[Collection entries]
"""

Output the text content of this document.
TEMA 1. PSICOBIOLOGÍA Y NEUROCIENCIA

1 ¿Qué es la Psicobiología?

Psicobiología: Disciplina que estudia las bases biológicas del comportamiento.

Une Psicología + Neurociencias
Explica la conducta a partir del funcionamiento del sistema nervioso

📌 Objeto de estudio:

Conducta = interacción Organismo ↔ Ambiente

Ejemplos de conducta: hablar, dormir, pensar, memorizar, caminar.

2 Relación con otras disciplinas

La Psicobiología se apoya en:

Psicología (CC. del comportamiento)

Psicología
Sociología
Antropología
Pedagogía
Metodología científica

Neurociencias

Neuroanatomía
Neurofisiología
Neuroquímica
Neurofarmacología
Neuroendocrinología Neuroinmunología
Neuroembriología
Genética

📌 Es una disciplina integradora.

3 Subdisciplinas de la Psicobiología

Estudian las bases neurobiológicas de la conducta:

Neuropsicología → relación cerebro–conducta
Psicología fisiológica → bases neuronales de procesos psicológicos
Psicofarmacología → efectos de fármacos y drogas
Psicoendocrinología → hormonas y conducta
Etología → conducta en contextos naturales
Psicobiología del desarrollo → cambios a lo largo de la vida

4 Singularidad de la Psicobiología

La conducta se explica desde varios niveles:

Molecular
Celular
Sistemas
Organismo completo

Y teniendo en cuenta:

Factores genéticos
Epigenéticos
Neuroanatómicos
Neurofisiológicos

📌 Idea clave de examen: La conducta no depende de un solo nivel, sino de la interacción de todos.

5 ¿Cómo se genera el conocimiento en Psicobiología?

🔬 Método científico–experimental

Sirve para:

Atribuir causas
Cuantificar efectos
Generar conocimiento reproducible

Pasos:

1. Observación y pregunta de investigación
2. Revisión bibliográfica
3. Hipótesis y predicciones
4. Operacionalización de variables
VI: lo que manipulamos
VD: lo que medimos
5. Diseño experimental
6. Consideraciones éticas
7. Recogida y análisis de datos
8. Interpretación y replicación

"""

# [WHAT IS NEEDED]
Restate every line of the data word for word.

# [FULL RESPONSE]
Output the text content of this document.
TEMA 1. PSICOBIOLOGÍA Y NEUROCIENCIA

1 ¿Qué es la Psicobiología?

Psicobiología: Disciplina que estudia las bases biológicas del comportamiento.

Une Psicología + Neurociencias
Explica la conducta a partir del funcionamiento del sistema nervioso

📌 Objeto de estudio:

Conducta = interacción Organismo ↔ Ambiente

Ejemplos de conducta: hablar, dormir, pensar, memorizar, caminar.

2 Relación con otras disciplinas

La Psicobiología se apoya en:

Psicología (CC. del comportamiento)

Psicología
Sociología
Antropología
Pedagogía
Metodología científica

Neurociencias

Neuroanatomía
Neurofisiología
Neuroquímica
Neurofarmacología
Neuroendocrinología Neuroinmunología
Neuroembriología
Genética

📌 Es una disciplina integradora.

3 Subdisciplinas de la Psicobiología

Estudian las bases neurobiológicas de la conducta:

Neuropsicología → relación cerebro–conducta
Psicología fisiológica → bases neuronales de procesos psicológicos
Psicofarmacología → efectos de fármacos y drogas
Psicoendocrinología → hormonas y conducta
Etología → conducta en contextos naturales
Psicobiología del desarrollo → cambios a lo largo de la vida

4 Singularidad de la Psicobiología

La conducta se explica desde varios niveles:

Molecular
Celular
Sistemas
Organismo completo

Y teniendo en cuenta:

Factores genéticos
Epigenéticos
Neuroanatómicos
Neurofisiológicos

📌 Idea clave de examen: La conducta no depende de un solo nivel, sino de la interacción de todos.

5 ¿Cómo se genera el conocimiento en Psicobiología?

🔬 Método científico–experimental

Sirve para:

Atribuir causas
Cuantificar efectos
Generar conocimiento reproducible

Pasos:

1. Observación y pregunta de investigación
2. Revisión bibliográfica
3. Hipótesis y predicciones
4. Operacionalización de variables
VI: lo que manipulamos
VD: lo que medimos
5. Diseño experimental
6. Consideraciones éticas
7. Recogida y análisis de datos
8. Interpretación y replicación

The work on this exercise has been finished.